--- begin SUPPLIED MATERIAL ---
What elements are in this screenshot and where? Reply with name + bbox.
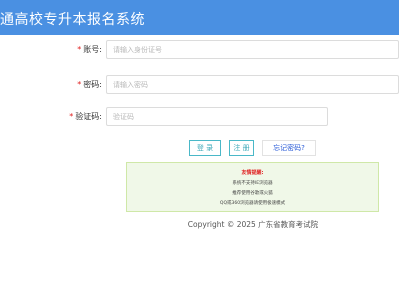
forgot-password-button[interactable]: 忘记密码? [262,140,316,156]
app-header: 通高校专升本报名系统 [0,0,399,35]
register-button[interactable]: 注 册 [229,140,254,156]
required-mark: * [77,80,82,89]
required-mark: * [77,45,82,54]
password-input[interactable] [106,75,399,94]
password-label: * 密码: [77,79,102,90]
captcha-label-text: 验证码: [75,112,102,121]
login-button[interactable]: 登 录 [189,140,221,156]
captcha-input[interactable] [106,107,328,126]
notice-title: 友情提醒: [241,170,264,176]
notice-line: 系统不支持IE浏览器 [232,181,273,186]
account-label-text: 账号: [83,45,102,54]
notice-line: QQ或360浏览器请使用极速模式 [219,201,286,206]
account-input[interactable] [106,40,399,59]
required-mark: * [69,112,74,121]
password-label-text: 密码: [83,80,102,89]
password-row: * 密码: [0,75,399,97]
page-title: 通高校专升本报名系统 [0,12,145,28]
account-label: * 账号: [77,44,102,55]
notice-box: 友情提醒: 系统不支持IE浏览器 推荐使用谷歌或火狐 QQ或360浏览器请使用极… [126,162,379,212]
footer-copyright: Copyright © 2025 广东省教育考试院 [187,220,319,229]
account-row: * 账号: [0,40,399,62]
notice-line: 推荐使用谷歌或火狐 [232,191,273,196]
captcha-label: * 验证码: [69,111,102,122]
captcha-row: * 验证码: [0,107,399,129]
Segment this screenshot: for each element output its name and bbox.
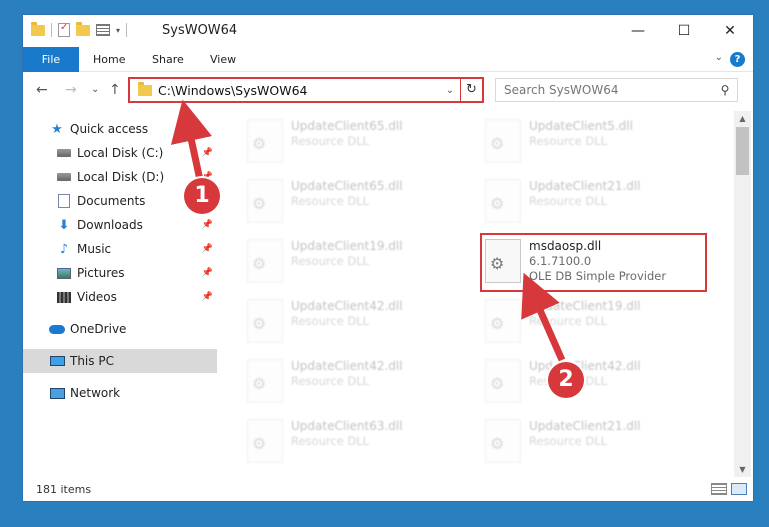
arrow-to-address-bar (170, 99, 212, 181)
callout-step-2: 2 (548, 362, 584, 398)
arrow-to-msdaosp-file (521, 272, 566, 362)
callout-step-1: 1 (184, 178, 220, 214)
annotation-arrows (170, 99, 566, 362)
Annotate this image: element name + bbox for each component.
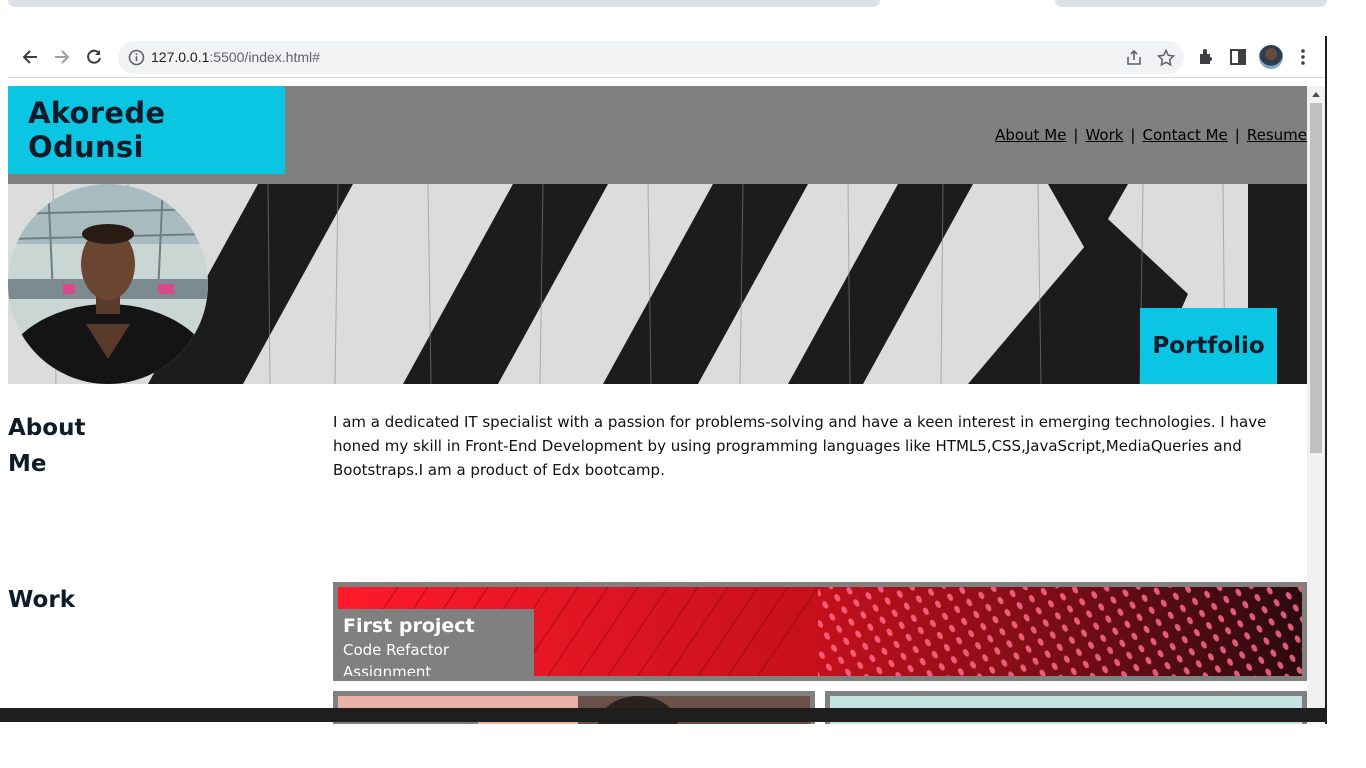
back-arrow-icon [22, 50, 37, 64]
tab-strip [0, 0, 1327, 8]
reload-button[interactable] [81, 44, 107, 70]
nav-resume[interactable]: Resume [1247, 126, 1307, 144]
browser-tab[interactable] [1055, 0, 1327, 7]
nav-about-me[interactable]: About Me [995, 126, 1066, 144]
extensions-icon[interactable] [1195, 46, 1217, 68]
about-title: About Me [8, 410, 85, 482]
nav-separator: | [1130, 126, 1136, 144]
site-info-icon[interactable] [128, 49, 145, 66]
about-text: I am a dedicated IT specialist with a pa… [333, 413, 1267, 479]
site-nav: About Me | Work | Contact Me | Resume [995, 126, 1307, 144]
project-card-first[interactable]: First project Code Refactor Assignment [333, 582, 1307, 681]
back-button[interactable] [17, 44, 43, 70]
project-caption: First project Code Refactor Assignment [338, 609, 534, 681]
nav-separator: | [1234, 126, 1240, 144]
nav-separator: | [1073, 126, 1079, 144]
portfolio-tag-text: Portfolio [1152, 333, 1265, 359]
project-title: First project [343, 615, 475, 637]
site-logo: Akorede Odunsi [8, 86, 285, 174]
menu-kebab-icon[interactable] [1292, 46, 1314, 68]
scrollbar-thumb[interactable] [1310, 103, 1322, 453]
site-logo-text: Akorede Odunsi [28, 96, 166, 164]
editor-statusbar [0, 708, 1327, 722]
nav-contact-me[interactable]: Contact Me [1142, 126, 1227, 144]
url-text[interactable]: 127.0.0.1:5500/index.html# [151, 49, 320, 65]
reload-icon [87, 49, 101, 64]
bookmark-star-icon[interactable] [1156, 48, 1176, 68]
about-title-line2: Me [8, 451, 47, 477]
scroll-up-arrow-icon[interactable] [1312, 92, 1320, 97]
nav-work[interactable]: Work [1085, 126, 1123, 144]
page-viewport: Akorede Odunsi About Me | Work | Contact… [8, 86, 1307, 724]
address-bar[interactable]: 127.0.0.1:5500/index.html# [118, 41, 1184, 74]
browser-tab[interactable] [8, 0, 880, 7]
share-icon[interactable] [1124, 48, 1144, 68]
about-title-line1: About [8, 415, 86, 441]
side-panel-icon[interactable] [1227, 46, 1249, 68]
forward-button[interactable] [49, 44, 75, 70]
project-subtitle: Code Refactor Assignment [343, 641, 450, 681]
profile-avatar[interactable] [1259, 45, 1283, 69]
profile-photo-image [8, 184, 208, 384]
portfolio-tag: Portfolio [1140, 308, 1277, 384]
page-scrollbar[interactable] [1307, 86, 1325, 724]
browser-toolbar: 127.0.0.1:5500/index.html# [8, 36, 1325, 78]
profile-photo [8, 184, 208, 384]
browser-window: 127.0.0.1:5500/index.html# Akorede Oduns… [0, 36, 1327, 724]
forward-arrow-icon [55, 50, 70, 64]
work-title: Work [8, 587, 75, 613]
site-header: Akorede Odunsi About Me | Work | Contact… [8, 86, 1307, 184]
hero-banner: Portfolio [8, 184, 1307, 384]
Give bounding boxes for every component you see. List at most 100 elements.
--- end SUPPLIED MATERIAL ---
▶ _GOAL_: Repeat the part of the material that opens with the line containing "forgot-password-button[interactable]: 忘记密码? [262,140,316,156]" and closes with the line containing "Annotate this image: element", including both of those lines. Leave the pictures out of your answer.

▶ _EXERCISE ANSWER_:
forgot-password-button[interactable]: 忘记密码? [262,140,316,156]
app-header: 通高校专升本报名系统 [0,0,399,35]
register-button[interactable]: 注 册 [229,140,254,156]
required-mark: * [77,80,82,89]
required-mark: * [77,45,82,54]
password-input[interactable] [106,75,399,94]
password-label: * 密码: [77,79,102,90]
captcha-label-text: 验证码: [75,112,102,121]
login-button[interactable]: 登 录 [189,140,221,156]
captcha-input[interactable] [106,107,328,126]
notice-title: 友情提醒: [241,170,264,176]
notice-line: 系统不支持IE浏览器 [232,181,273,186]
account-label-text: 账号: [83,45,102,54]
notice-line: QQ或360浏览器请使用极速模式 [219,201,286,206]
account-input[interactable] [106,40,399,59]
required-mark: * [69,112,74,121]
password-label-text: 密码: [83,80,102,89]
password-row: * 密码: [0,75,399,97]
page-title: 通高校专升本报名系统 [0,12,145,28]
account-label: * 账号: [77,44,102,55]
notice-box: 友情提醒: 系统不支持IE浏览器 推荐使用谷歌或火狐 QQ或360浏览器请使用极… [126,162,379,212]
footer-copyright: Copyright © 2025 广东省教育考试院 [187,220,319,229]
account-row: * 账号: [0,40,399,62]
notice-line: 推荐使用谷歌或火狐 [232,191,273,196]
captcha-label: * 验证码: [69,111,102,122]
captcha-row: * 验证码: [0,107,399,129]
Segment this screenshot: for each element output its name and bbox.
arrow-to-address-bar (170, 99, 212, 181)
callout-step-2: 2 (548, 362, 584, 398)
arrow-to-msdaosp-file (521, 272, 566, 362)
callout-step-1: 1 (184, 178, 220, 214)
annotation-arrows (170, 99, 566, 362)
Annotate this image: element name + bbox for each component.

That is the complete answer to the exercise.